How to Use Check Disk in Windows Vista

This guide shows you how to use the Check Disk tool in Windows Vista.

Many errors in Windows are caused by corrupt files. Those files could have become corrupt because of errors on your hard drive. The Check Disk tool checks for errors and attempts to fix any it finds.

Warning: Use Check Disk at your own risk. On rare occasions I’ve experienced problems when using check disk in Windows Vista. Here are a few things to watch out for:

  • If you run check disk and your computer has to be restarted to scan your computer and your computer hangs at a black screen when it boots up, do the following:

    Turn the computer off and back on and immediately start pressing F8 on your keyboard repeatedly. A black screen with different boot options will appear. Select to use the Last known good configuration (advanced) boot option.

  • Never stop check disk once it has started. It could take hours to days to scan your hard drive depending on its size.

How-to Use Check Disk

Using the Graphical User Interface (GUI)

  1. Open the Start Menu and click Computer.
  2. Right-click the drive you want to perform a check disk on and select Properties.
  3. Click the Tools tab in the drive Properties window.


  4. Click Check Now under error checking.

————

Problem 1 »
In the Check Disk guide, give the passage from "Turn the computer" to "User Interface (GUI)" again, replacing "F8" with "F12".
Problem 2 »
List every numbered step the Check Disk guide gives for using the graphical user interface.
Problem 3 »
Continue the Check Disk guide from its final step.

Supplied records »
————

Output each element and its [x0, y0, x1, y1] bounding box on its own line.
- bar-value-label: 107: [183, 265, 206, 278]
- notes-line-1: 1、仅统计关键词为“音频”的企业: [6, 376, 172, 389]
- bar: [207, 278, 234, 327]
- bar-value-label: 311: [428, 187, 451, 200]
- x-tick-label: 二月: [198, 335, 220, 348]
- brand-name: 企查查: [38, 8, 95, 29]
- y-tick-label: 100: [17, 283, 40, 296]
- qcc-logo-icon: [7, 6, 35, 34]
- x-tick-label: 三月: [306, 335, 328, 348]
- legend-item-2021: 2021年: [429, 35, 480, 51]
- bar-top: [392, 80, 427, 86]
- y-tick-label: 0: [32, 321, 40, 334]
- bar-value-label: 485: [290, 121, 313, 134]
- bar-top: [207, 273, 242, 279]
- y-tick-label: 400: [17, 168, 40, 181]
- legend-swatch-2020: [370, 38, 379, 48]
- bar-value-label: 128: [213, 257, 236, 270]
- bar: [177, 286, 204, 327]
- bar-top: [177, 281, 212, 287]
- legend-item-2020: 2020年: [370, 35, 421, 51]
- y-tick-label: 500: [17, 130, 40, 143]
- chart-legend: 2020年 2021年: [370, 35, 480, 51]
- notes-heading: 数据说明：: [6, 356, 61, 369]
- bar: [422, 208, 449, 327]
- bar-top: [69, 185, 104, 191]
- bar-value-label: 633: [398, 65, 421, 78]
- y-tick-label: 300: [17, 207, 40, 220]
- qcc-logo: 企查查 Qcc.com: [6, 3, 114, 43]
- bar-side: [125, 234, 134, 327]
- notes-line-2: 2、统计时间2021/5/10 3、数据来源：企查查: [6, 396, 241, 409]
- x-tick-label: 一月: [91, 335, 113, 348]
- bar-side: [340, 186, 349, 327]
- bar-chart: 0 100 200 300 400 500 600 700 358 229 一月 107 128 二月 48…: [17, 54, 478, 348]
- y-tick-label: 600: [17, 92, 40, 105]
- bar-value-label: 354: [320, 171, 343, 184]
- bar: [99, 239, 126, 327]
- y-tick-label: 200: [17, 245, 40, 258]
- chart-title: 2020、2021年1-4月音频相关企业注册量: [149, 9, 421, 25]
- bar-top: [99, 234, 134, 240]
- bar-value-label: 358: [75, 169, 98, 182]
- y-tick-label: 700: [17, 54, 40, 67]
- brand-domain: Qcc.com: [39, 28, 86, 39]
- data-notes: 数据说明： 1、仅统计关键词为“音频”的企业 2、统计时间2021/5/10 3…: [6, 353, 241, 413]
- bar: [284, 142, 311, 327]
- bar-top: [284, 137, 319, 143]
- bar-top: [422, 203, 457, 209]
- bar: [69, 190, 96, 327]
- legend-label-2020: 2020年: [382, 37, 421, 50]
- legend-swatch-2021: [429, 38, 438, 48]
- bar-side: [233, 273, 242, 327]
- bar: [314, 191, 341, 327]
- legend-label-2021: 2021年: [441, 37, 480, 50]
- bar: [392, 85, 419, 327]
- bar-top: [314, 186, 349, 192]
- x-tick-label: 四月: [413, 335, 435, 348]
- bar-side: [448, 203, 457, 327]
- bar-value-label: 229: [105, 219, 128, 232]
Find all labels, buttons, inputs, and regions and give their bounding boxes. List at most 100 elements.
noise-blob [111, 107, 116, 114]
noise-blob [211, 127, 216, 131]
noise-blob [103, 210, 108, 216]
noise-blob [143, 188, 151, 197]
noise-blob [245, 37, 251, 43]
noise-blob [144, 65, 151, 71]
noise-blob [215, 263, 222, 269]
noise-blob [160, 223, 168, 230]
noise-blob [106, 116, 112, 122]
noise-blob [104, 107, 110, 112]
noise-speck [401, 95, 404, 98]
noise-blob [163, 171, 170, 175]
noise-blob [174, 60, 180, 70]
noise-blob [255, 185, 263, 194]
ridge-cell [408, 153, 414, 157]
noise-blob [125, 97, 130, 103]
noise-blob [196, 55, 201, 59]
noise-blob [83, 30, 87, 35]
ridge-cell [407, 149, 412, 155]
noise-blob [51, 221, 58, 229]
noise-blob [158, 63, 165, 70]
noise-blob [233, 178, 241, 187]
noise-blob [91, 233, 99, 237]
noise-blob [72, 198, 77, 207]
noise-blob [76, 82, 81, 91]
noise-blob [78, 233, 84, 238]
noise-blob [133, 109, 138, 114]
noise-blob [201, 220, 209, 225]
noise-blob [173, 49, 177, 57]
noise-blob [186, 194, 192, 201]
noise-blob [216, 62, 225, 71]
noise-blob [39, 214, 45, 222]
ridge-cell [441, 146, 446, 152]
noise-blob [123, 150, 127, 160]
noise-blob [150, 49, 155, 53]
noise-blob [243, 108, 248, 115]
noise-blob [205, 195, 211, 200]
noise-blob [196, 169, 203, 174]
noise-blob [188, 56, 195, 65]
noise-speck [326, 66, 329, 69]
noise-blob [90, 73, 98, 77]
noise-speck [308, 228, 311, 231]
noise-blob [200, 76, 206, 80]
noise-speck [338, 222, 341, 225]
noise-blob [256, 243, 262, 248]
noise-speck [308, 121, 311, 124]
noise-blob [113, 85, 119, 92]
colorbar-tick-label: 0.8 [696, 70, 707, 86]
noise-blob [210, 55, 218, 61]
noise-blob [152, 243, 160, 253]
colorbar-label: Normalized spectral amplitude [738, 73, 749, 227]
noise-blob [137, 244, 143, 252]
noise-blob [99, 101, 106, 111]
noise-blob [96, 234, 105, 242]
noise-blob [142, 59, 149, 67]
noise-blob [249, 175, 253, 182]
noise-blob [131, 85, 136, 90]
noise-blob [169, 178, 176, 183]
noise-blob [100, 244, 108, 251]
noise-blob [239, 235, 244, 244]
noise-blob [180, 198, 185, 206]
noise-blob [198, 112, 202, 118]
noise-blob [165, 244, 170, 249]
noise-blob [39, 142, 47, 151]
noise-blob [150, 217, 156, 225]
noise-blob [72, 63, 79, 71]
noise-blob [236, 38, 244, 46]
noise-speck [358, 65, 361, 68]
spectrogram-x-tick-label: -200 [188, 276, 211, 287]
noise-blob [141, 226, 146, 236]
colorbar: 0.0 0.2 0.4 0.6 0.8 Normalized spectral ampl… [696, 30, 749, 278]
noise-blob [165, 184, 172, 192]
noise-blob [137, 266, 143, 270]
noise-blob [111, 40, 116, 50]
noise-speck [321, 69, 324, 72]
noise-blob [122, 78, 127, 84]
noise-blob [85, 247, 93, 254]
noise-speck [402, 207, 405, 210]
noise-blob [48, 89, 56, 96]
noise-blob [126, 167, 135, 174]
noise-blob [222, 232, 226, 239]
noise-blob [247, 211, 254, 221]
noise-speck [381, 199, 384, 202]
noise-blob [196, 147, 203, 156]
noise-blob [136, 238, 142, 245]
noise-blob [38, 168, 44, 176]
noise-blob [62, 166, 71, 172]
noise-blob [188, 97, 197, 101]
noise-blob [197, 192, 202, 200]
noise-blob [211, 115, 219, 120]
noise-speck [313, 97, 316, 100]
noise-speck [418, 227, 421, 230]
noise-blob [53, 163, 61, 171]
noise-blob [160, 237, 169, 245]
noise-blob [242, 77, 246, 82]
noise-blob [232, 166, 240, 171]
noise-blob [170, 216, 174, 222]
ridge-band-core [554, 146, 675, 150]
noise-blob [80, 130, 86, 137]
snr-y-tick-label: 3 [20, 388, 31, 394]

————

Task result 1 »
Turn the computer off and back on and immediately start pressing F12 on your keyboard repeatedly. A black screen with different boot options will appear. Select to use the Last known good configuration (advanced) boot option.

  • Never stop check disk once it has started. It could take hours to days to scan your hard drive depending on its size.

How-to Use Check Disk

Using the Graphical User Interface (GUI)

Task result 2 »
1. Open the Start Menu and click Computer.
2. Right-click the drive you want to perform a check disk on and select Properties.
3. Click the Tools tab in the drive Properties window.
4. Click Check Now under error checking.

Task result 3 »
  5. To perform a complete check of your hard drive for errors check off both options in the check disk window that pops up.


  6. Click the Start button to start the process.
  7. If you are trying to check a hard drive that has open files you’ll get a message similar to the one shown below.


    Click Schedule disk check. Disk check can’t check a hard drive that has open files. Your computer will reboot and check the disk before Windows Vista boots up. If you want to cancel the scheduled disk check for any reason, check out this guide.

Using the Command Line Interface

Check Disk can also be run using the command line (DOS) prompt.

  1. Open the command prompt with administrative privileges by typing cmd in the search box in the Start Menu and right-click cmd.exe in the search results and then select Run as Administrator.
  2. Type chkdsk followed by one or a combination of switches listed below in the command prompt.

If you run the check disk (chkdsk) command from the command prompt by typing just chkdsk check disk will run in read only mode. All it does is check for errors. It will not fix any errors it finds unless told to do so. This is done by adding switches when typing chkdsk in the command prompt.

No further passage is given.